AIM OF THE TASK >> Search the listing for "does" and copy every line where it appears.

RECORDS PROVIDED >>
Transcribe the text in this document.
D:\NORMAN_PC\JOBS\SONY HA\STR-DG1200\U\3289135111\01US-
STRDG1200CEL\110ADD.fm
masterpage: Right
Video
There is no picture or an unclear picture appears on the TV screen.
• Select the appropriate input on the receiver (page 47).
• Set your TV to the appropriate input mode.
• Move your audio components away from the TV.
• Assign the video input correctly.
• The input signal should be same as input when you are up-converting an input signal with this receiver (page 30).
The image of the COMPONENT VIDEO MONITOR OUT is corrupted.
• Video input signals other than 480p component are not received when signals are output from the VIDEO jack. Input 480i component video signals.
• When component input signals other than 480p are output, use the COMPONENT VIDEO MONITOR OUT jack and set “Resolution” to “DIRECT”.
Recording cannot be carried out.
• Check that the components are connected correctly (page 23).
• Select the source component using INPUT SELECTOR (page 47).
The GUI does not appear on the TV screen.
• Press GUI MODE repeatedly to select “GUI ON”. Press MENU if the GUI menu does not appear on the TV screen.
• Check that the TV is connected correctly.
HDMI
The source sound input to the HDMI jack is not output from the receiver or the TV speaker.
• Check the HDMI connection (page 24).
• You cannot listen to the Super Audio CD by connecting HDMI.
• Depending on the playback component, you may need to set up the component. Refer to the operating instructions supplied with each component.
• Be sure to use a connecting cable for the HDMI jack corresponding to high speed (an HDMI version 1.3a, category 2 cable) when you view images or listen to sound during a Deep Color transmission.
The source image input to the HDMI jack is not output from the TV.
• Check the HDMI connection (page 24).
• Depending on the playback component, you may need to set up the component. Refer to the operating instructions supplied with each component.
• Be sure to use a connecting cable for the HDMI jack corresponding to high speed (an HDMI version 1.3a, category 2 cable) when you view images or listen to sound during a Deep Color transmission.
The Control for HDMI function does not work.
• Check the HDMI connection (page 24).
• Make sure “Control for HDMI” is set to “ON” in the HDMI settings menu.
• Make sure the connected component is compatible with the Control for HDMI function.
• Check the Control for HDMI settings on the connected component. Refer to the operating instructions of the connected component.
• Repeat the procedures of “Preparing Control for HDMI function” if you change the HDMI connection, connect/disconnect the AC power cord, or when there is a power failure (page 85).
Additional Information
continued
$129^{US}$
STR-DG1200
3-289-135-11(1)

SOLUTION FOR THIS TASK >>
The GUI does not appear on the TV screen.
• Press GUI MODE repeatedly to select “GUI ON”. Press MENU if the GUI menu does not appear on the TV screen.
The Control for HDMI function does not work.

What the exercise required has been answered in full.